## BEGIN Input rows

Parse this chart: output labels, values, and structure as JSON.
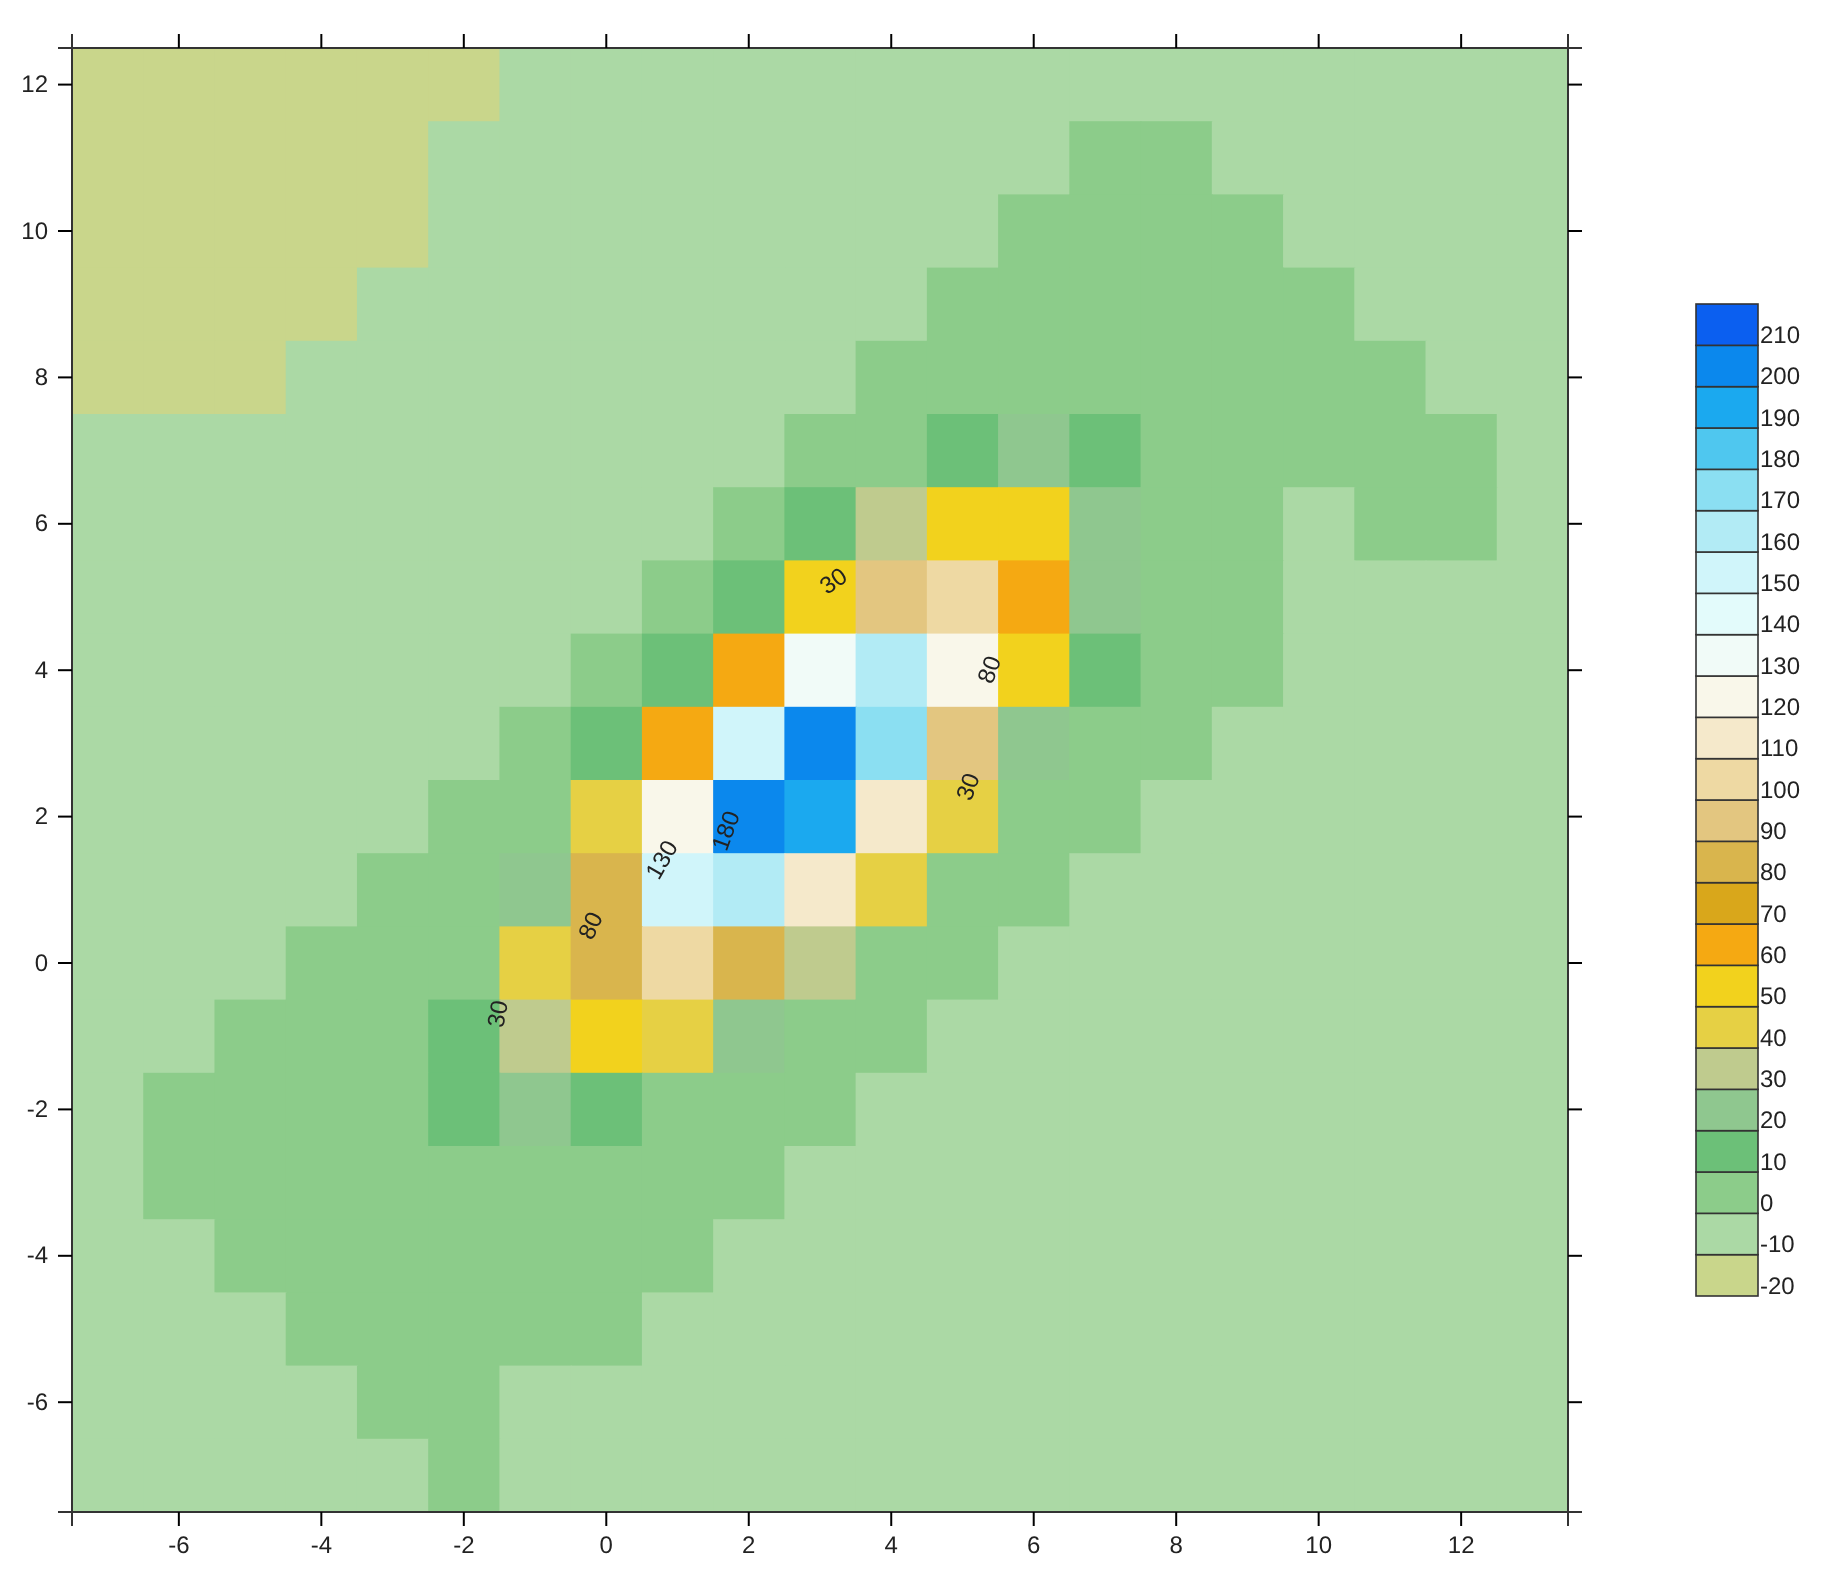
{
  "chart_data": {
    "type": "heatmap",
    "categories": [
      null,
      "-6",
      null,
      "-4",
      null,
      "-2",
      null,
      "0",
      null,
      "2",
      null,
      "4",
      null,
      "6",
      null,
      "8",
      null,
      "10",
      null,
      "12",
      null
    ],
    "y_categories": [
      "12",
      null,
      "10",
      null,
      "8",
      null,
      "6",
      null,
      "4",
      null,
      "2",
      null,
      "0",
      null,
      "-2",
      null,
      "-4",
      null,
      "-6",
      null
    ],
    "clim": [
      -20,
      220
    ],
    "cticks": [
      -20,
      -10,
      0,
      10,
      20,
      30,
      40,
      50,
      60,
      70,
      80,
      90,
      100,
      110,
      120,
      130,
      140,
      150,
      160,
      170,
      180,
      190,
      200,
      210
    ],
    "cells": [
      [
        -15,
        -15,
        -15,
        -15,
        -15,
        -15,
        -5,
        -5,
        -5,
        -5,
        -5,
        -5,
        -5,
        -5,
        -5,
        -5,
        -5,
        -5,
        -5,
        -5,
        -5
      ],
      [
        -15,
        -15,
        -15,
        -15,
        -15,
        -5,
        -5,
        -5,
        -5,
        -5,
        -5,
        -5,
        -5,
        -5,
        5,
        5,
        -5,
        -5,
        -5,
        -5,
        -5
      ],
      [
        -15,
        -15,
        -15,
        -15,
        -15,
        -5,
        -5,
        -5,
        -5,
        -5,
        -5,
        -5,
        -5,
        5,
        5,
        5,
        5,
        -5,
        -5,
        -5,
        -5
      ],
      [
        -15,
        -15,
        -15,
        -15,
        -5,
        -5,
        -5,
        -5,
        -5,
        -5,
        -5,
        -5,
        5,
        5,
        5,
        5,
        5,
        5,
        -5,
        -5,
        -5
      ],
      [
        -15,
        -15,
        -15,
        -5,
        -5,
        -5,
        -5,
        -5,
        -5,
        -5,
        -5,
        5,
        5,
        5,
        5,
        5,
        5,
        5,
        5,
        -5,
        -5
      ],
      [
        -5,
        -5,
        -5,
        -5,
        -5,
        -5,
        -5,
        -5,
        -5,
        -5,
        5,
        5,
        13,
        21,
        17,
        5,
        5,
        5,
        5,
        5,
        -5
      ],
      [
        -5,
        -5,
        -5,
        -5,
        -5,
        -5,
        -5,
        -5,
        -5,
        5,
        10,
        32,
        53,
        50,
        28,
        7,
        5,
        -5,
        5,
        5,
        -5
      ],
      [
        -5,
        -5,
        -5,
        -5,
        -5,
        -5,
        -5,
        -5,
        5,
        16,
        54,
        97,
        105,
        69,
        26,
        5,
        5,
        -5,
        -5,
        -5,
        -5
      ],
      [
        -5,
        -5,
        -5,
        -5,
        -5,
        -5,
        -5,
        5,
        18,
        67,
        137,
        168,
        127,
        57,
        13,
        5,
        5,
        -5,
        -5,
        -5,
        -5
      ],
      [
        -5,
        -5,
        -5,
        -5,
        -5,
        -5,
        5,
        14,
        65,
        150,
        207,
        177,
        93,
        28,
        5,
        5,
        -5,
        -5,
        -5,
        -5,
        -5
      ],
      [
        -5,
        -5,
        -5,
        -5,
        -5,
        5,
        8,
        48,
        127,
        200,
        194,
        115,
        40,
        5,
        5,
        -5,
        -5,
        -5,
        -5,
        -5,
        -5
      ],
      [
        -5,
        -5,
        -5,
        -5,
        5,
        5,
        27,
        84,
        150,
        165,
        111,
        44,
        7,
        5,
        -5,
        -5,
        -5,
        -5,
        -5,
        -5,
        -5
      ],
      [
        -5,
        -5,
        -5,
        5,
        5,
        9,
        42,
        88,
        109,
        83,
        36,
        7,
        5,
        -5,
        -5,
        -5,
        -5,
        -5,
        -5,
        -5,
        -5
      ],
      [
        -5,
        -5,
        5,
        5,
        5,
        14,
        38,
        55,
        47,
        23,
        5,
        5,
        -5,
        -5,
        -5,
        -5,
        -5,
        -5,
        -5,
        -5,
        -5
      ],
      [
        -5,
        5,
        5,
        5,
        5,
        10,
        20,
        19,
        9,
        5,
        5,
        -5,
        -5,
        -5,
        -5,
        -5,
        -5,
        -5,
        -5,
        -5,
        -5
      ],
      [
        -5,
        5,
        5,
        5,
        5,
        5,
        5,
        5,
        5,
        5,
        -5,
        -5,
        -5,
        -5,
        -5,
        -5,
        -5,
        -5,
        -5,
        -5,
        -5
      ],
      [
        -5,
        -5,
        5,
        5,
        5,
        5,
        5,
        5,
        5,
        -5,
        -5,
        -5,
        -5,
        -5,
        -5,
        -5,
        -5,
        -5,
        -5,
        -5,
        -5
      ],
      [
        -5,
        -5,
        -5,
        5,
        5,
        5,
        5,
        5,
        -5,
        -5,
        -5,
        -5,
        -5,
        -5,
        -5,
        -5,
        -5,
        -5,
        -5,
        -5,
        -5
      ],
      [
        -5,
        -5,
        -5,
        -5,
        5,
        5,
        -5,
        -5,
        -5,
        -5,
        -5,
        -5,
        -5,
        -5,
        -5,
        -5,
        -5,
        -5,
        -5,
        -5,
        -5
      ],
      [
        -5,
        -5,
        -5,
        -5,
        -5,
        5,
        -5,
        -5,
        -5,
        -5,
        -5,
        -5,
        -5,
        -5,
        -5,
        -5,
        -5,
        -5,
        -5,
        -5,
        -5
      ]
    ],
    "annotations": [
      "30",
      "80",
      "30",
      "180",
      "130",
      "80",
      "30"
    ]
  }
}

## END Input rows

• [Challenge] Make an exact copy of all entries above, dropping the images.

• [Solution to this problem]
Parse this chart: output labels, values, and structure as JSON.
{
  "chart_data": {
    "type": "heatmap",
    "categories": [
      null,
      "-6",
      null,
      "-4",
      null,
      "-2",
      null,
      "0",
      null,
      "2",
      null,
      "4",
      null,
      "6",
      null,
      "8",
      null,
      "10",
      null,
      "12",
      null
    ],
    "y_categories": [
      "12",
      null,
      "10",
      null,
      "8",
      null,
      "6",
      null,
      "4",
      null,
      "2",
      null,
      "0",
      null,
      "-2",
      null,
      "-4",
      null,
      "-6",
      null
    ],
    "clim": [
      -20,
      220
    ],
    "cticks": [
      -20,
      -10,
      0,
      10,
      20,
      30,
      40,
      50,
      60,
      70,
      80,
      90,
      100,
      110,
      120,
      130,
      140,
      150,
      160,
      170,
      180,
      190,
      200,
      210
    ],
    "cells": [
      [
        -15,
        -15,
        -15,
        -15,
        -15,
        -15,
        -5,
        -5,
        -5,
        -5,
        -5,
        -5,
        -5,
        -5,
        -5,
        -5,
        -5,
        -5,
        -5,
        -5,
        -5
      ],
      [
        -15,
        -15,
        -15,
        -15,
        -15,
        -5,
        -5,
        -5,
        -5,
        -5,
        -5,
        -5,
        -5,
        -5,
        5,
        5,
        -5,
        -5,
        -5,
        -5,
        -5
      ],
      [
        -15,
        -15,
        -15,
        -15,
        -15,
        -5,
        -5,
        -5,
        -5,
        -5,
        -5,
        -5,
        -5,
        5,
        5,
        5,
        5,
        -5,
        -5,
        -5,
        -5
      ],
      [
        -15,
        -15,
        -15,
        -15,
        -5,
        -5,
        -5,
        -5,
        -5,
        -5,
        -5,
        -5,
        5,
        5,
        5,
        5,
        5,
        5,
        -5,
        -5,
        -5
      ],
      [
        -15,
        -15,
        -15,
        -5,
        -5,
        -5,
        -5,
        -5,
        -5,
        -5,
        -5,
        5,
        5,
        5,
        5,
        5,
        5,
        5,
        5,
        -5,
        -5
      ],
      [
        -5,
        -5,
        -5,
        -5,
        -5,
        -5,
        -5,
        -5,
        -5,
        -5,
        5,
        5,
        13,
        21,
        17,
        5,
        5,
        5,
        5,
        5,
        -5
      ],
      [
        -5,
        -5,
        -5,
        -5,
        -5,
        -5,
        -5,
        -5,
        -5,
        5,
        10,
        32,
        53,
        50,
        28,
        7,
        5,
        -5,
        5,
        5,
        -5
      ],
      [
        -5,
        -5,
        -5,
        -5,
        -5,
        -5,
        -5,
        -5,
        5,
        16,
        54,
        97,
        105,
        69,
        26,
        5,
        5,
        -5,
        -5,
        -5,
        -5
      ],
      [
        -5,
        -5,
        -5,
        -5,
        -5,
        -5,
        -5,
        5,
        18,
        67,
        137,
        168,
        127,
        57,
        13,
        5,
        5,
        -5,
        -5,
        -5,
        -5
      ],
      [
        -5,
        -5,
        -5,
        -5,
        -5,
        -5,
        5,
        14,
        65,
        150,
        207,
        177,
        93,
        28,
        5,
        5,
        -5,
        -5,
        -5,
        -5,
        -5
      ],
      [
        -5,
        -5,
        -5,
        -5,
        -5,
        5,
        8,
        48,
        127,
        200,
        194,
        115,
        40,
        5,
        5,
        -5,
        -5,
        -5,
        -5,
        -5,
        -5
      ],
      [
        -5,
        -5,
        -5,
        -5,
        5,
        5,
        27,
        84,
        150,
        165,
        111,
        44,
        7,
        5,
        -5,
        -5,
        -5,
        -5,
        -5,
        -5,
        -5
      ],
      [
        -5,
        -5,
        -5,
        5,
        5,
        9,
        42,
        88,
        109,
        83,
        36,
        7,
        5,
        -5,
        -5,
        -5,
        -5,
        -5,
        -5,
        -5,
        -5
      ],
      [
        -5,
        -5,
        5,
        5,
        5,
        14,
        38,
        55,
        47,
        23,
        5,
        5,
        -5,
        -5,
        -5,
        -5,
        -5,
        -5,
        -5,
        -5,
        -5
      ],
      [
        -5,
        5,
        5,
        5,
        5,
        10,
        20,
        19,
        9,
        5,
        5,
        -5,
        -5,
        -5,
        -5,
        -5,
        -5,
        -5,
        -5,
        -5,
        -5
      ],
      [
        -5,
        5,
        5,
        5,
        5,
        5,
        5,
        5,
        5,
        5,
        -5,
        -5,
        -5,
        -5,
        -5,
        -5,
        -5,
        -5,
        -5,
        -5,
        -5
      ],
      [
        -5,
        -5,
        5,
        5,
        5,
        5,
        5,
        5,
        5,
        -5,
        -5,
        -5,
        -5,
        -5,
        -5,
        -5,
        -5,
        -5,
        -5,
        -5,
        -5
      ],
      [
        -5,
        -5,
        -5,
        5,
        5,
        5,
        5,
        5,
        -5,
        -5,
        -5,
        -5,
        -5,
        -5,
        -5,
        -5,
        -5,
        -5,
        -5,
        -5,
        -5
      ],
      [
        -5,
        -5,
        -5,
        -5,
        5,
        5,
        -5,
        -5,
        -5,
        -5,
        -5,
        -5,
        -5,
        -5,
        -5,
        -5,
        -5,
        -5,
        -5,
        -5,
        -5
      ],
      [
        -5,
        -5,
        -5,
        -5,
        -5,
        5,
        -5,
        -5,
        -5,
        -5,
        -5,
        -5,
        -5,
        -5,
        -5,
        -5,
        -5,
        -5,
        -5,
        -5,
        -5
      ]
    ],
    "annotations": [
      "30",
      "80",
      "30",
      "180",
      "130",
      "80",
      "30"
    ]
  }
}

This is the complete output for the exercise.